+++ PROVIDED DATA +++

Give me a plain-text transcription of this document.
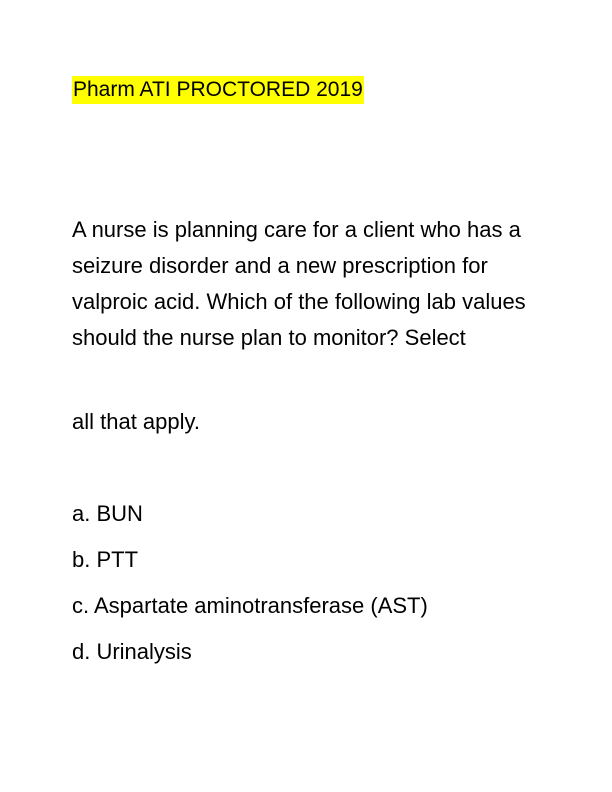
Pharm ATI PROCTORED 2019

A nurse is planning care for a client who has a seizure disorder and a new prescription for valproic acid. Which of the following lab values should the nurse plan to monitor? Select

all that apply.

a. BUN
b. PTT
c. Aspartate aminotransferase (AST)
d. Urinalysis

+++

:: THE EXERCISE ::
Return the material word for word. Pictures are not part of the copy.

:: FINISHED TASK ::
Give me a plain-text transcription of this document.
Pharm ATI PROCTORED 2019

A nurse is planning care for a client who has a seizure disorder and a new prescription for valproic acid. Which of the following lab values should the nurse plan to monitor? Select

all that apply.

a. BUN
b. PTT
c. Aspartate aminotransferase (AST)
d. Urinalysis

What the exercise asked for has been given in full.